▶ WORK TO BE COMPLETED
Pictures are to be omitted, and every entry below is to be restated exactly.

Saved entries:

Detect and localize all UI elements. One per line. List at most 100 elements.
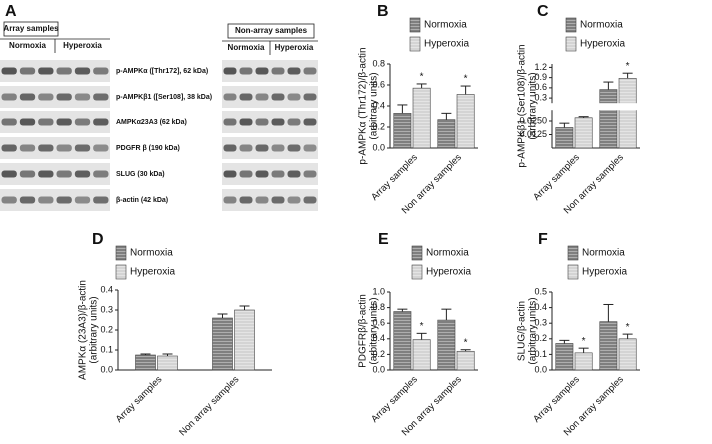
- legend-label: Normoxia: [424, 20, 467, 31]
- y-tick-label: 0.0: [372, 142, 385, 152]
- blot-band: [287, 93, 301, 101]
- bar: [456, 350, 475, 371]
- panel-label: D: [92, 231, 104, 248]
- blot-band: [19, 93, 36, 101]
- protein-label: p-AMPKβ1 ([Ser108], 38 kDa): [116, 94, 212, 101]
- blot-strip: [222, 111, 318, 133]
- blot-strip: [0, 111, 110, 133]
- bar-chart: D 0.0 0.1 0.2 0.3 0.4 AMPKα (23A3)/β-actin (arb…: [78, 231, 272, 438]
- y-tick-label: 0.0: [100, 364, 113, 374]
- legend-label: Hyperoxia: [130, 267, 175, 278]
- legend-swatch: [115, 245, 127, 261]
- blot-band: [223, 67, 237, 75]
- blot-band: [38, 67, 54, 75]
- y-tick-label: 1.2: [534, 62, 547, 72]
- blot-band: [255, 144, 269, 152]
- blot-band: [255, 196, 269, 204]
- error-bar: [239, 305, 250, 310]
- legend-swatch: [409, 17, 421, 33]
- error-bar: [441, 308, 452, 321]
- bar: [599, 89, 618, 149]
- legend-swatch: [409, 36, 421, 52]
- bar: [456, 94, 475, 149]
- error-bar: [622, 333, 633, 339]
- bar: [412, 339, 431, 371]
- blot-band: [93, 67, 109, 75]
- y-tick-label: 0.8: [372, 58, 385, 68]
- bar: [574, 352, 593, 371]
- y-axis-label: AMPKα (23A3)/β-actin: [78, 280, 89, 380]
- blot-band: [1, 67, 17, 75]
- blot-strip: [222, 60, 318, 82]
- blot-band: [303, 67, 317, 75]
- legend-label: Hyperoxia: [424, 39, 469, 50]
- y-tick-label: 0.1: [100, 344, 113, 354]
- blot-band: [271, 170, 285, 178]
- significance-marker: *: [420, 321, 424, 332]
- error-bar: [460, 85, 471, 95]
- legend-label: Normoxia: [580, 20, 623, 31]
- blot-title-box: [227, 23, 315, 39]
- x-tick-label: Array samples: [114, 374, 165, 425]
- bar-chart: F 0.0 0.1 0.2 0.3 0.4 0.5 SLUG/β-actin (arbitrar…: [517, 231, 640, 438]
- blot-title-box: [3, 21, 59, 37]
- protein-label: AMPKα23A3 (62 kDa): [116, 119, 187, 126]
- y-axis-label: (arbitrary units): [89, 296, 100, 363]
- legend-label: Normoxia: [582, 248, 625, 259]
- bar-chart: C 0.0125 0.0250 0.30.60.91.2 p-AMPKβ1 (Ser10…: [517, 3, 642, 216]
- error-bar: [622, 72, 633, 79]
- blot-strip: [222, 137, 318, 159]
- blot-band: [303, 118, 317, 126]
- blot-band: [271, 196, 285, 204]
- blot-band: [38, 118, 54, 126]
- blot-band: [1, 93, 17, 101]
- error-bar: [460, 349, 471, 352]
- protein-label: β-actin (42 kDa): [116, 197, 168, 204]
- blot-band: [19, 196, 36, 204]
- blot-band: [271, 93, 285, 101]
- bar: [135, 354, 156, 371]
- bar: [157, 355, 178, 371]
- legend-swatch: [115, 264, 127, 280]
- legend-swatch: [565, 36, 577, 52]
- y-tick-label: 0.1: [534, 349, 547, 359]
- blot-strip: [0, 163, 110, 185]
- blot-band: [255, 67, 269, 75]
- blot-band: [255, 93, 269, 101]
- legend-label: Hyperoxia: [426, 267, 471, 278]
- y-tick-label: 0.6: [372, 79, 385, 89]
- y-tick-label: 0.0125: [519, 129, 547, 139]
- blot-band: [287, 67, 301, 75]
- blot-band: [1, 196, 17, 204]
- blot-band: [255, 170, 269, 178]
- blot-band: [38, 144, 54, 152]
- blot-band: [303, 93, 317, 101]
- significance-marker: *: [464, 337, 468, 348]
- blot-band: [38, 170, 54, 178]
- significance-marker: *: [464, 74, 468, 85]
- significance-marker: *: [626, 322, 630, 333]
- blot-strip: [222, 86, 318, 108]
- protein-label: PDGFR β (190 kDa): [116, 145, 180, 152]
- blot-band: [38, 196, 54, 204]
- legend-label: Normoxia: [426, 248, 469, 259]
- blot-band: [223, 93, 237, 101]
- error-bar: [397, 308, 408, 312]
- blot-band: [56, 93, 72, 101]
- blot-band: [38, 93, 54, 101]
- blot-band: [74, 67, 91, 75]
- y-tick-label: 0.3: [534, 92, 547, 102]
- blot-strip: [0, 189, 110, 211]
- legend-label: Hyperoxia: [582, 267, 627, 278]
- y-tick-label: 0.0: [372, 364, 385, 374]
- blot-band: [223, 170, 237, 178]
- error-bar: [603, 303, 614, 322]
- blot-band: [93, 93, 109, 101]
- bar: [412, 87, 431, 149]
- blot-band: [1, 170, 17, 178]
- blot-band: [239, 118, 253, 126]
- y-tick-label: 0.3: [100, 304, 113, 314]
- blot-strip: [0, 137, 110, 159]
- bar: [212, 317, 233, 371]
- significance-marker: *: [626, 61, 630, 72]
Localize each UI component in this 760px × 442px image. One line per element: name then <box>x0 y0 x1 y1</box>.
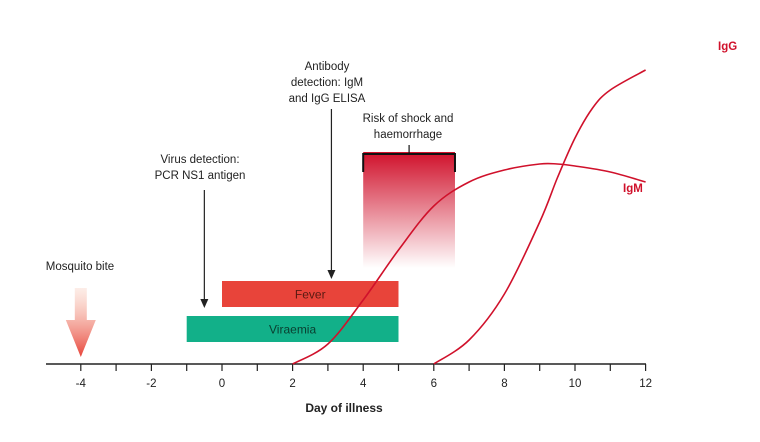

▶ THE COMPLETED TASK
Detect and localize all UI elements. One per line. List at most 100 elements.
- legend-label: Normoxia: [424, 20, 467, 31]
- y-tick-label: 0.0: [372, 142, 385, 152]
- blot-band: [287, 93, 301, 101]
- bar: [456, 350, 475, 371]
- panel-label: D: [92, 231, 104, 248]
- blot-band: [19, 93, 36, 101]
- protein-label: p-AMPKβ1 ([Ser108], 38 kDa): [116, 94, 212, 101]
- blot-strip: [222, 111, 318, 133]
- blot-strip: [0, 111, 110, 133]
- bar-chart: D 0.0 0.1 0.2 0.3 0.4 AMPKα (23A3)/β-actin (arb…: [78, 231, 272, 438]
- y-tick-label: 0.0: [100, 364, 113, 374]
- legend-label: Hyperoxia: [130, 267, 175, 278]
- legend-swatch: [115, 245, 127, 261]
- blot-band: [223, 67, 237, 75]
- blot-band: [38, 67, 54, 75]
- y-tick-label: 1.2: [534, 62, 547, 72]
- blot-band: [255, 144, 269, 152]
- blot-band: [255, 196, 269, 204]
- error-bar: [239, 305, 250, 310]
- legend-swatch: [409, 17, 421, 33]
- error-bar: [441, 308, 452, 321]
- bar: [599, 89, 618, 149]
- legend-swatch: [409, 36, 421, 52]
- bar: [456, 94, 475, 149]
- error-bar: [622, 333, 633, 339]
- bar: [412, 339, 431, 371]
- blot-band: [93, 67, 109, 75]
- y-tick-label: 0.8: [372, 58, 385, 68]
- bar: [574, 352, 593, 371]
- y-axis-label: AMPKα (23A3)/β-actin: [78, 280, 89, 380]
- blot-band: [1, 67, 17, 75]
- blot-strip: [222, 60, 318, 82]
- blot-band: [303, 67, 317, 75]
- legend-label: Hyperoxia: [424, 39, 469, 50]
- y-tick-label: 0.1: [100, 344, 113, 354]
- blot-band: [271, 170, 285, 178]
- significance-marker: *: [420, 321, 424, 332]
- error-bar: [460, 85, 471, 95]
- legend-label: Normoxia: [580, 20, 623, 31]
- blot-title-box: [227, 23, 315, 39]
- x-tick-label: Array samples: [114, 374, 165, 425]
- bar-chart: F 0.0 0.1 0.2 0.3 0.4 0.5 SLUG/β-actin (arbitrar…: [517, 231, 640, 438]
- blot-title-box: [3, 21, 59, 37]
- protein-label: AMPKα23A3 (62 kDa): [116, 119, 187, 126]
- y-axis-label: (arbitrary units): [89, 296, 100, 363]
- legend-label: Normoxia: [582, 248, 625, 259]
- bar-chart: C 0.0125 0.0250 0.30.60.91.2 p-AMPKβ1 (Ser10…: [517, 3, 642, 216]
- error-bar: [622, 72, 633, 79]
- blot-strip: [222, 137, 318, 159]
- blot-band: [303, 118, 317, 126]
- blot-band: [271, 196, 285, 204]
- blot-band: [38, 118, 54, 126]
- blot-band: [1, 93, 17, 101]
- error-bar: [460, 349, 471, 352]
- protein-label: β-actin (42 kDa): [116, 197, 168, 204]
- blot-band: [19, 196, 36, 204]
- blot-band: [271, 93, 285, 101]
- bar: [135, 354, 156, 371]
- bar: [157, 355, 178, 371]
- legend-swatch: [115, 264, 127, 280]
- legend-swatch: [565, 36, 577, 52]
- y-tick-label: 0.1: [534, 349, 547, 359]
- blot-strip: [0, 163, 110, 185]
- blot-band: [255, 67, 269, 75]
- blot-band: [255, 93, 269, 101]
- legend-label: Hyperoxia: [426, 267, 471, 278]
- y-tick-label: 0.6: [372, 79, 385, 89]
- y-tick-label: 0.0125: [519, 129, 547, 139]
- blot-band: [287, 67, 301, 75]
- blot-band: [1, 196, 17, 204]
- blot-band: [255, 170, 269, 178]
- blot-band: [38, 144, 54, 152]
- blot-band: [303, 93, 317, 101]
- significance-marker: *: [464, 337, 468, 348]
- blot-band: [38, 170, 54, 178]
- significance-marker: *: [464, 74, 468, 85]
- significance-marker: *: [626, 322, 630, 333]
- blot-strip: [222, 86, 318, 108]
- protein-label: PDGFR β (190 kDa): [116, 145, 180, 152]
- blot-band: [38, 196, 54, 204]
- legend-label: Normoxia: [426, 248, 469, 259]
- blot-band: [223, 93, 237, 101]
- error-bar: [397, 308, 408, 312]
- blot-band: [56, 93, 72, 101]
- blot-band: [38, 93, 54, 101]
- blot-band: [74, 67, 91, 75]
- y-tick-label: 0.3: [534, 92, 547, 102]
- blot-strip: [0, 189, 110, 211]
- legend-label: Hyperoxia: [582, 267, 627, 278]
- y-tick-label: 0.0: [372, 364, 385, 374]
- blot-band: [223, 170, 237, 178]
- error-bar: [603, 303, 614, 322]
- blot-band: [93, 93, 109, 101]
- bar: [412, 87, 431, 149]
- blot-band: [1, 170, 17, 178]
- blot-band: [239, 118, 253, 126]
- y-tick-label: 0.3: [100, 304, 113, 314]
- blot-strip: [0, 137, 110, 159]
- bar: [212, 317, 233, 371]
- significance-marker: *: [626, 61, 630, 72]
Localize each UI component in this 760px × 442px image. One line per element: name then <box>x0 y0 x1 y1</box>.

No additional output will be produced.